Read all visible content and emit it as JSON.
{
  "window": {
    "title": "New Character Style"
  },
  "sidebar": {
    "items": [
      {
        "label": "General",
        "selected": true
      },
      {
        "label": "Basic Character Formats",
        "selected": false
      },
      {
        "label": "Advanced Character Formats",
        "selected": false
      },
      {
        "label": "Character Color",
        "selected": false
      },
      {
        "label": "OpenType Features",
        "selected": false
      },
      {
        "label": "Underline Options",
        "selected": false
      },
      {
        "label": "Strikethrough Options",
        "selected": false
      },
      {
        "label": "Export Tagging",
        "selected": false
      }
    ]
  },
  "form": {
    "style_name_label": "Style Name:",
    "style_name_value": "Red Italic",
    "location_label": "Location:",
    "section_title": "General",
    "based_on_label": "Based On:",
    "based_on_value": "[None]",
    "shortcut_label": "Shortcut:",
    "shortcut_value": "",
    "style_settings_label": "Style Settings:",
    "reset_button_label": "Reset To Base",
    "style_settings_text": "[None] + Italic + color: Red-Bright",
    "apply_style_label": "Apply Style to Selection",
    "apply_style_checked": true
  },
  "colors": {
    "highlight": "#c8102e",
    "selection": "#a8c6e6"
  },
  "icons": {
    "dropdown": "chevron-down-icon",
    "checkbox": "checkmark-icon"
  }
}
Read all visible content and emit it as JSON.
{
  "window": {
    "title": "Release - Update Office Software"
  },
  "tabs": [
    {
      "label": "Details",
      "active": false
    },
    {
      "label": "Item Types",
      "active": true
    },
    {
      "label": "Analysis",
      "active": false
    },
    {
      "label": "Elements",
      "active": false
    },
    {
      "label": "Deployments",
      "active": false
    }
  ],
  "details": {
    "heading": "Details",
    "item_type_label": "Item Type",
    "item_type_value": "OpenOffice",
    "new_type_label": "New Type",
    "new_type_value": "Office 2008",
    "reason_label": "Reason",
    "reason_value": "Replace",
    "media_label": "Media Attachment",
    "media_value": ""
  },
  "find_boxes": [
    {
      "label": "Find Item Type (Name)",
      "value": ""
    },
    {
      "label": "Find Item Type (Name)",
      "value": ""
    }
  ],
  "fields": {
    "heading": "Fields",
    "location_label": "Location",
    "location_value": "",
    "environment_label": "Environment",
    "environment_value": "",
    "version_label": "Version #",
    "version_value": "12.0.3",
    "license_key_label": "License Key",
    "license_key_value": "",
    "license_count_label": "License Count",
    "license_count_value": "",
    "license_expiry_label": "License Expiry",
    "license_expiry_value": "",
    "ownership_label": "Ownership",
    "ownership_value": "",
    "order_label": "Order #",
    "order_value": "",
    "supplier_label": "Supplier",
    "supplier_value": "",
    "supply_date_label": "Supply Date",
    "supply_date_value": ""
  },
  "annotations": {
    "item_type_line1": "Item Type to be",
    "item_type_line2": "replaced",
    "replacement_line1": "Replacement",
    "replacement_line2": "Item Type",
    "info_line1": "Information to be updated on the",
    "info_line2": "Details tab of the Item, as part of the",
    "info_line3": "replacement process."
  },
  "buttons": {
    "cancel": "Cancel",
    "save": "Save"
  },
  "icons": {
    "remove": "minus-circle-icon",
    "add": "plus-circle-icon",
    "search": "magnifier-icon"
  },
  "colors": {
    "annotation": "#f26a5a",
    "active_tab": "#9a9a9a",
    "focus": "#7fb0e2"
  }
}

┄┄┄┄┄┄

▶ _WORK TO DO_
Copy out every line of the data above, exactly as given.

▶ _COMPLETE ANSWER_
Read all visible content and emit it as JSON.
{
  "window": {
    "title": "New Character Style"
  },
  "sidebar": {
    "items": [
      {
        "label": "General",
        "selected": true
      },
      {
        "label": "Basic Character Formats",
        "selected": false
      },
      {
        "label": "Advanced Character Formats",
        "selected": false
      },
      {
        "label": "Character Color",
        "selected": false
      },
      {
        "label": "OpenType Features",
        "selected": false
      },
      {
        "label": "Underline Options",
        "selected": false
      },
      {
        "label": "Strikethrough Options",
        "selected": false
      },
      {
        "label": "Export Tagging",
        "selected": false
      }
    ]
  },
  "form": {
    "style_name_label": "Style Name:",
    "style_name_value": "Red Italic",
    "location_label": "Location:",
    "section_title": "General",
    "based_on_label": "Based On:",
    "based_on_value": "[None]",
    "shortcut_label": "Shortcut:",
    "shortcut_value": "",
    "style_settings_label": "Style Settings:",
    "reset_button_label": "Reset To Base",
    "style_settings_text": "[None] + Italic + color: Red-Bright",
    "apply_style_label": "Apply Style to Selection",
    "apply_style_checked": true
  },
  "colors": {
    "highlight": "#c8102e",
    "selection": "#a8c6e6"
  },
  "icons": {
    "dropdown": "chevron-down-icon",
    "checkbox": "checkmark-icon"
  }
}
Read all visible content and emit it as JSON.
{
  "window": {
    "title": "Release - Update Office Software"
  },
  "tabs": [
    {
      "label": "Details",
      "active": false
    },
    {
      "label": "Item Types",
      "active": true
    },
    {
      "label": "Analysis",
      "active": false
    },
    {
      "label": "Elements",
      "active": false
    },
    {
      "label": "Deployments",
      "active": false
    }
  ],
  "details": {
    "heading": "Details",
    "item_type_label": "Item Type",
    "item_type_value": "OpenOffice",
    "new_type_label": "New Type",
    "new_type_value": "Office 2008",
    "reason_label": "Reason",
    "reason_value": "Replace",
    "media_label": "Media Attachment",
    "media_value": ""
  },
  "find_boxes": [
    {
      "label": "Find Item Type (Name)",
      "value": ""
    },
    {
      "label": "Find Item Type (Name)",
      "value": ""
    }
  ],
  "fields": {
    "heading": "Fields",
    "location_label": "Location",
    "location_value": "",
    "environment_label": "Environment",
    "environment_value": "",
    "version_label": "Version #",
    "version_value": "12.0.3",
    "license_key_label": "License Key",
    "license_key_value": "",
    "license_count_label": "License Count",
    "license_count_value": "",
    "license_expiry_label": "License Expiry",
    "license_expiry_value": "",
    "ownership_label": "Ownership",
    "ownership_value": "",
    "order_label": "Order #",
    "order_value": "",
    "supplier_label": "Supplier",
    "supplier_value": "",
    "supply_date_label": "Supply Date",
    "supply_date_value": ""
  },
  "annotations": {
    "item_type_line1": "Item Type to be",
    "item_type_line2": "replaced",
    "replacement_line1": "Replacement",
    "replacement_line2": "Item Type",
    "info_line1": "Information to be updated on the",
    "info_line2": "Details tab of the Item, as part of the",
    "info_line3": "replacement process."
  },
  "buttons": {
    "cancel": "Cancel",
    "save": "Save"
  },
  "icons": {
    "remove": "minus-circle-icon",
    "add": "plus-circle-icon",
    "search": "magnifier-icon"
  },
  "colors": {
    "annotation": "#f26a5a",
    "active_tab": "#9a9a9a",
    "focus": "#7fb0e2"
  }
}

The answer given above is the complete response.